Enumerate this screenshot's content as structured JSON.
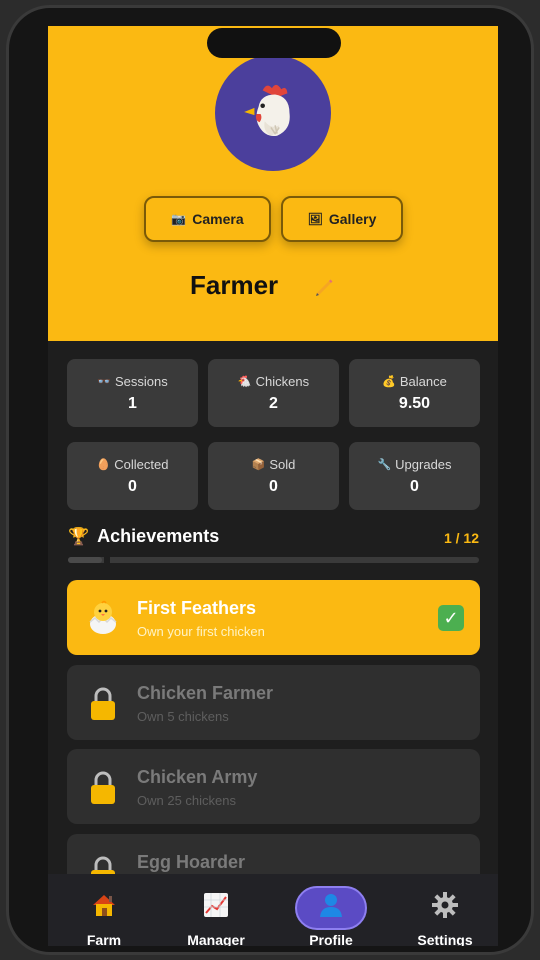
{
  "hero": {
    "camera_label": "Camera",
    "gallery_label": "Gallery",
    "player_name": "Farmer",
    "camera_icon": "📷",
    "gallery_icon": "🖼"
  },
  "stats": [
    {
      "icon": "👓",
      "label": "Sessions",
      "value": "1"
    },
    {
      "icon": "🐔",
      "label": "Chickens",
      "value": "2"
    },
    {
      "icon": "💰",
      "label": "Balance",
      "value": "9.50"
    },
    {
      "icon": "🥚",
      "label": "Collected",
      "value": "0"
    },
    {
      "icon": "📦",
      "label": "Sold",
      "value": "0"
    },
    {
      "icon": "🔧",
      "label": "Upgrades",
      "value": "0"
    }
  ],
  "achievements": {
    "title": "Achievements",
    "trophy_icon": "🏆",
    "count": "1 / 12",
    "progress": 0.0833,
    "items": [
      {
        "title": "First Feathers",
        "desc": "Own your first chicken",
        "unlocked": true,
        "check": "✓"
      },
      {
        "title": "Chicken Farmer",
        "desc": "Own 5 chickens",
        "unlocked": false
      },
      {
        "title": "Chicken Army",
        "desc": "Own 25 chickens",
        "unlocked": false
      },
      {
        "title": "Egg Hoarder",
        "desc": "",
        "unlocked": false
      }
    ]
  },
  "nav": {
    "farm": "Farm",
    "manager": "Manager",
    "profile": "Profile",
    "settings": "Settings"
  },
  "colors": {
    "accent": "#fbb912",
    "avatar_bg": "#4b3f9c",
    "profile_pill": "#5b4bc4",
    "card_bg": "#2f2f2f"
  }
}
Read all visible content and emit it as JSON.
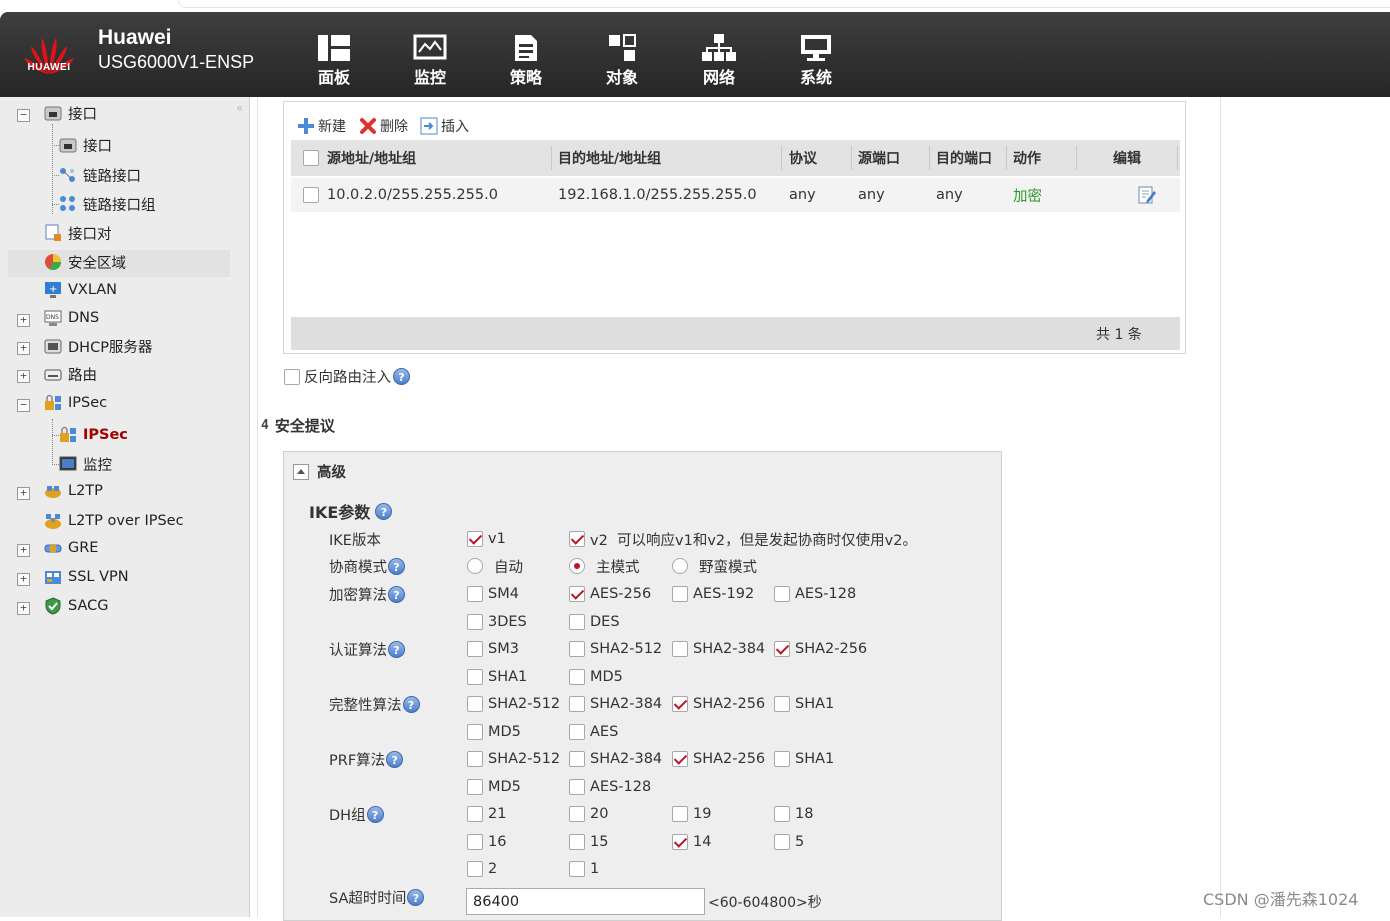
{
  "header": {
    "logo_text": "HUAWEI",
    "brand_line1": "Huawei",
    "brand_line2": "USG6000V1-ENSP",
    "nav": [
      {
        "label": "面板",
        "icon": "dashboard-icon"
      },
      {
        "label": "监控",
        "icon": "monitor-icon"
      },
      {
        "label": "策略",
        "icon": "policy-icon"
      },
      {
        "label": "对象",
        "icon": "object-icon"
      },
      {
        "label": "网络",
        "icon": "network-icon"
      },
      {
        "label": "系统",
        "icon": "system-icon"
      }
    ]
  },
  "sidebar": {
    "collapse": "«",
    "items": [
      {
        "label": "接口",
        "expander": "−"
      },
      {
        "label": "接口"
      },
      {
        "label": "链路接口"
      },
      {
        "label": "链路接口组"
      },
      {
        "label": "接口对"
      },
      {
        "label": "安全区域"
      },
      {
        "label": "VXLAN"
      },
      {
        "label": "DNS",
        "expander": "+"
      },
      {
        "label": "DHCP服务器",
        "expander": "+"
      },
      {
        "label": "路由",
        "expander": "+"
      },
      {
        "label": "IPSec",
        "expander": "−"
      },
      {
        "label": "IPSec",
        "selected": true
      },
      {
        "label": "监控"
      },
      {
        "label": "L2TP",
        "expander": "+"
      },
      {
        "label": "L2TP over IPSec"
      },
      {
        "label": "GRE",
        "expander": "+"
      },
      {
        "label": "SSL VPN",
        "expander": "+"
      },
      {
        "label": "SACG",
        "expander": "+"
      }
    ]
  },
  "rules": {
    "toolbar": {
      "new": "新建",
      "delete": "删除",
      "insert": "插入"
    },
    "columns": [
      "源地址/地址组",
      "目的地址/地址组",
      "协议",
      "源端口",
      "目的端口",
      "动作",
      "编辑"
    ],
    "rows": [
      {
        "src": "10.0.2.0/255.255.255.0",
        "dst": "192.168.1.0/255.255.255.0",
        "proto": "any",
        "sport": "any",
        "dport": "any",
        "action": "加密"
      }
    ],
    "footer": "共 1 条"
  },
  "reverse_route": {
    "label": "反向路由注入",
    "checked": false
  },
  "section4": {
    "number": "4",
    "title": "安全提议"
  },
  "advanced": {
    "title": "高级",
    "ike_title": "IKE参数",
    "ike_version": {
      "label": "IKE版本",
      "options": [
        {
          "label": "v1",
          "checked": true
        },
        {
          "label": "v2  可以响应v1和v2，但是发起协商时仅使用v2。",
          "checked": true
        }
      ]
    },
    "nego_mode": {
      "label": "协商模式",
      "options": [
        {
          "label": "自动",
          "checked": false
        },
        {
          "label": "主模式",
          "checked": true
        },
        {
          "label": "野蛮模式",
          "checked": false
        }
      ]
    },
    "encryption": {
      "label": "加密算法",
      "options": [
        {
          "label": "SM4",
          "checked": false
        },
        {
          "label": "AES-256",
          "checked": true
        },
        {
          "label": "AES-192",
          "checked": false
        },
        {
          "label": "AES-128",
          "checked": false
        },
        {
          "label": "3DES",
          "checked": false
        },
        {
          "label": "DES",
          "checked": false
        }
      ]
    },
    "auth": {
      "label": "认证算法",
      "options": [
        {
          "label": "SM3",
          "checked": false
        },
        {
          "label": "SHA2-512",
          "checked": false
        },
        {
          "label": "SHA2-384",
          "checked": false
        },
        {
          "label": "SHA2-256",
          "checked": true
        },
        {
          "label": "SHA1",
          "checked": false
        },
        {
          "label": "MD5",
          "checked": false
        }
      ]
    },
    "integrity": {
      "label": "完整性算法",
      "options": [
        {
          "label": "SHA2-512",
          "checked": false
        },
        {
          "label": "SHA2-384",
          "checked": false
        },
        {
          "label": "SHA2-256",
          "checked": true
        },
        {
          "label": "SHA1",
          "checked": false
        },
        {
          "label": "MD5",
          "checked": false
        },
        {
          "label": "AES",
          "checked": false
        }
      ]
    },
    "prf": {
      "label": "PRF算法",
      "options": [
        {
          "label": "SHA2-512",
          "checked": false
        },
        {
          "label": "SHA2-384",
          "checked": false
        },
        {
          "label": "SHA2-256",
          "checked": true
        },
        {
          "label": "SHA1",
          "checked": false
        },
        {
          "label": "MD5",
          "checked": false
        },
        {
          "label": "AES-128",
          "checked": false
        }
      ]
    },
    "dh": {
      "label": "DH组",
      "options": [
        {
          "label": "21",
          "checked": false
        },
        {
          "label": "20",
          "checked": false
        },
        {
          "label": "19",
          "checked": false
        },
        {
          "label": "18",
          "checked": false
        },
        {
          "label": "16",
          "checked": false
        },
        {
          "label": "15",
          "checked": false
        },
        {
          "label": "14",
          "checked": true
        },
        {
          "label": "5",
          "checked": false
        },
        {
          "label": "2",
          "checked": false
        },
        {
          "label": "1",
          "checked": false
        }
      ]
    },
    "sa_timeout": {
      "label": "SA超时时间",
      "value": "86400",
      "range": "<60-604800>秒"
    }
  },
  "help_glyph": "?",
  "watermark": "CSDN @潘先森1024",
  "colors": {
    "header": "#2f2f2f",
    "check_accent": "#c0142b",
    "action_green": "#2e9a2e",
    "selected_text": "#a00000"
  }
}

......

• EXERCISE TASK: Omitting all images, retype each line of the records precisely.

• RESULT OF THIS EXERCISE:
Enumerate this screenshot's content as structured JSON.
{
  "hero": {
    "camera_label": "Camera",
    "gallery_label": "Gallery",
    "player_name": "Farmer",
    "camera_icon": "📷",
    "gallery_icon": "🖼"
  },
  "stats": [
    {
      "icon": "👓",
      "label": "Sessions",
      "value": "1"
    },
    {
      "icon": "🐔",
      "label": "Chickens",
      "value": "2"
    },
    {
      "icon": "💰",
      "label": "Balance",
      "value": "9.50"
    },
    {
      "icon": "🥚",
      "label": "Collected",
      "value": "0"
    },
    {
      "icon": "📦",
      "label": "Sold",
      "value": "0"
    },
    {
      "icon": "🔧",
      "label": "Upgrades",
      "value": "0"
    }
  ],
  "achievements": {
    "title": "Achievements",
    "trophy_icon": "🏆",
    "count": "1 / 12",
    "progress": 0.0833,
    "items": [
      {
        "title": "First Feathers",
        "desc": "Own your first chicken",
        "unlocked": true,
        "check": "✓"
      },
      {
        "title": "Chicken Farmer",
        "desc": "Own 5 chickens",
        "unlocked": false
      },
      {
        "title": "Chicken Army",
        "desc": "Own 25 chickens",
        "unlocked": false
      },
      {
        "title": "Egg Hoarder",
        "desc": "",
        "unlocked": false
      }
    ]
  },
  "nav": {
    "farm": "Farm",
    "manager": "Manager",
    "profile": "Profile",
    "settings": "Settings"
  },
  "colors": {
    "accent": "#fbb912",
    "avatar_bg": "#4b3f9c",
    "profile_pill": "#5b4bc4",
    "card_bg": "#2f2f2f"
  }
}
Read all visible content and emit it as JSON.
{
  "header": {
    "logo_text": "HUAWEI",
    "brand_line1": "Huawei",
    "brand_line2": "USG6000V1-ENSP",
    "nav": [
      {
        "label": "面板",
        "icon": "dashboard-icon"
      },
      {
        "label": "监控",
        "icon": "monitor-icon"
      },
      {
        "label": "策略",
        "icon": "policy-icon"
      },
      {
        "label": "对象",
        "icon": "object-icon"
      },
      {
        "label": "网络",
        "icon": "network-icon"
      },
      {
        "label": "系统",
        "icon": "system-icon"
      }
    ]
  },
  "sidebar": {
    "collapse": "«",
    "items": [
      {
        "label": "接口",
        "expander": "−"
      },
      {
        "label": "接口"
      },
      {
        "label": "链路接口"
      },
      {
        "label": "链路接口组"
      },
      {
        "label": "接口对"
      },
      {
        "label": "安全区域"
      },
      {
        "label": "VXLAN"
      },
      {
        "label": "DNS",
        "expander": "+"
      },
      {
        "label": "DHCP服务器",
        "expander": "+"
      },
      {
        "label": "路由",
        "expander": "+"
      },
      {
        "label": "IPSec",
        "expander": "−"
      },
      {
        "label": "IPSec",
        "selected": true
      },
      {
        "label": "监控"
      },
      {
        "label": "L2TP",
        "expander": "+"
      },
      {
        "label": "L2TP over IPSec"
      },
      {
        "label": "GRE",
        "expander": "+"
      },
      {
        "label": "SSL VPN",
        "expander": "+"
      },
      {
        "label": "SACG",
        "expander": "+"
      }
    ]
  },
  "rules": {
    "toolbar": {
      "new": "新建",
      "delete": "删除",
      "insert": "插入"
    },
    "columns": [
      "源地址/地址组",
      "目的地址/地址组",
      "协议",
      "源端口",
      "目的端口",
      "动作",
      "编辑"
    ],
    "rows": [
      {
        "src": "10.0.2.0/255.255.255.0",
        "dst": "192.168.1.0/255.255.255.0",
        "proto": "any",
        "sport": "any",
        "dport": "any",
        "action": "加密"
      }
    ],
    "footer": "共 1 条"
  },
  "reverse_route": {
    "label": "反向路由注入",
    "checked": false
  },
  "section4": {
    "number": "4",
    "title": "安全提议"
  },
  "advanced": {
    "title": "高级",
    "ike_title": "IKE参数",
    "ike_version": {
      "label": "IKE版本",
      "options": [
        {
          "label": "v1",
          "checked": true
        },
        {
          "label": "v2  可以响应v1和v2，但是发起协商时仅使用v2。",
          "checked": true
        }
      ]
    },
    "nego_mode": {
      "label": "协商模式",
      "options": [
        {
          "label": "自动",
          "checked": false
        },
        {
          "label": "主模式",
          "checked": true
        },
        {
          "label": "野蛮模式",
          "checked": false
        }
      ]
    },
    "encryption": {
      "label": "加密算法",
      "options": [
        {
          "label": "SM4",
          "checked": false
        },
        {
          "label": "AES-256",
          "checked": true
        },
        {
          "label": "AES-192",
          "checked": false
        },
        {
          "label": "AES-128",
          "checked": false
        },
        {
          "label": "3DES",
          "checked": false
        },
        {
          "label": "DES",
          "checked": false
        }
      ]
    },
    "auth": {
      "label": "认证算法",
      "options": [
        {
          "label": "SM3",
          "checked": false
        },
        {
          "label": "SHA2-512",
          "checked": false
        },
        {
          "label": "SHA2-384",
          "checked": false
        },
        {
          "label": "SHA2-256",
          "checked": true
        },
        {
          "label": "SHA1",
          "checked": false
        },
        {
          "label": "MD5",
          "checked": false
        }
      ]
    },
    "integrity": {
      "label": "完整性算法",
      "options": [
        {
          "label": "SHA2-512",
          "checked": false
        },
        {
          "label": "SHA2-384",
          "checked": false
        },
        {
          "label": "SHA2-256",
          "checked": true
        },
        {
          "label": "SHA1",
          "checked": false
        },
        {
          "label": "MD5",
          "checked": false
        },
        {
          "label": "AES",
          "checked": false
        }
      ]
    },
    "prf": {
      "label": "PRF算法",
      "options": [
        {
          "label": "SHA2-512",
          "checked": false
        },
        {
          "label": "SHA2-384",
          "checked": false
        },
        {
          "label": "SHA2-256",
          "checked": true
        },
        {
          "label": "SHA1",
          "checked": false
        },
        {
          "label": "MD5",
          "checked": false
        },
        {
          "label": "AES-128",
          "checked": false
        }
      ]
    },
    "dh": {
      "label": "DH组",
      "options": [
        {
          "label": "21",
          "checked": false
        },
        {
          "label": "20",
          "checked": false
        },
        {
          "label": "19",
          "checked": false
        },
        {
          "label": "18",
          "checked": false
        },
        {
          "label": "16",
          "checked": false
        },
        {
          "label": "15",
          "checked": false
        },
        {
          "label": "14",
          "checked": true
        },
        {
          "label": "5",
          "checked": false
        },
        {
          "label": "2",
          "checked": false
        },
        {
          "label": "1",
          "checked": false
        }
      ]
    },
    "sa_timeout": {
      "label": "SA超时时间",
      "value": "86400",
      "range": "<60-604800>秒"
    }
  },
  "help_glyph": "?",
  "watermark": "CSDN @潘先森1024",
  "colors": {
    "header": "#2f2f2f",
    "check_accent": "#c0142b",
    "action_green": "#2e9a2e",
    "selected_text": "#a00000"
  }
}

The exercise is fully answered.